• Prompt: Return only the number of lines holding the word "used".

• Exercise inputs:
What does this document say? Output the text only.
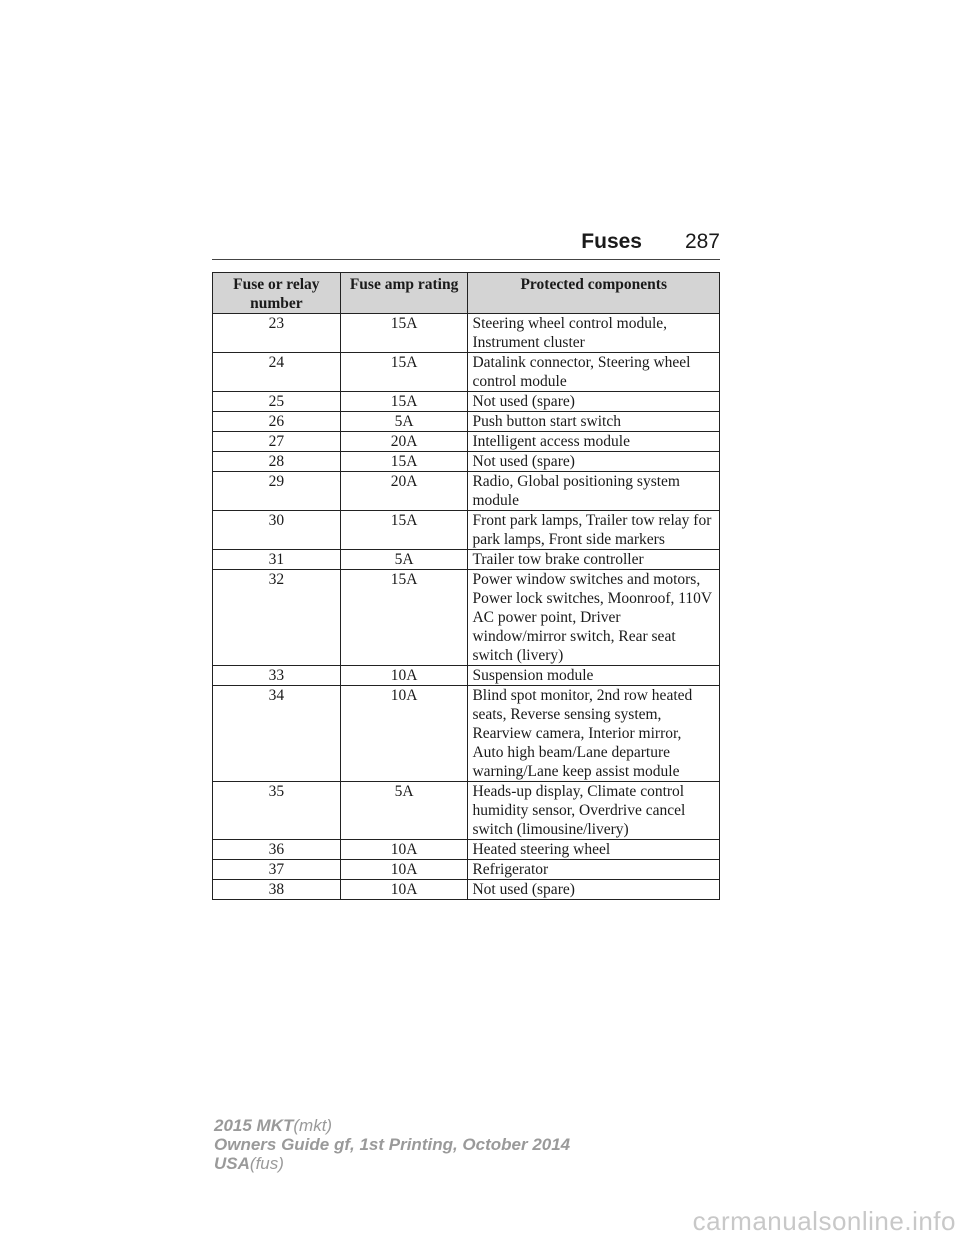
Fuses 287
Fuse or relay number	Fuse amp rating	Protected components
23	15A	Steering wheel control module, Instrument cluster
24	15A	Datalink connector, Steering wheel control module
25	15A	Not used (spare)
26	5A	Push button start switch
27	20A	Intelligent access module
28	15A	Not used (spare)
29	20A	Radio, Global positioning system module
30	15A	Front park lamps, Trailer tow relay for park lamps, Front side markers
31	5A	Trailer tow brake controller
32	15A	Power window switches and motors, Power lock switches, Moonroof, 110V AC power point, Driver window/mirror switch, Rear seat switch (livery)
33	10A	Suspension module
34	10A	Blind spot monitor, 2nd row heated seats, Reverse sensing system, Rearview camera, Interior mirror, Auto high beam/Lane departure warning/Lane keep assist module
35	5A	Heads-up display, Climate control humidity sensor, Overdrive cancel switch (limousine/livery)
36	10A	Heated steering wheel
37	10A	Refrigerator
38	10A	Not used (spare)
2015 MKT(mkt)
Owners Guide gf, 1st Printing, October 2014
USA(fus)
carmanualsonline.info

• Reply to the task: 3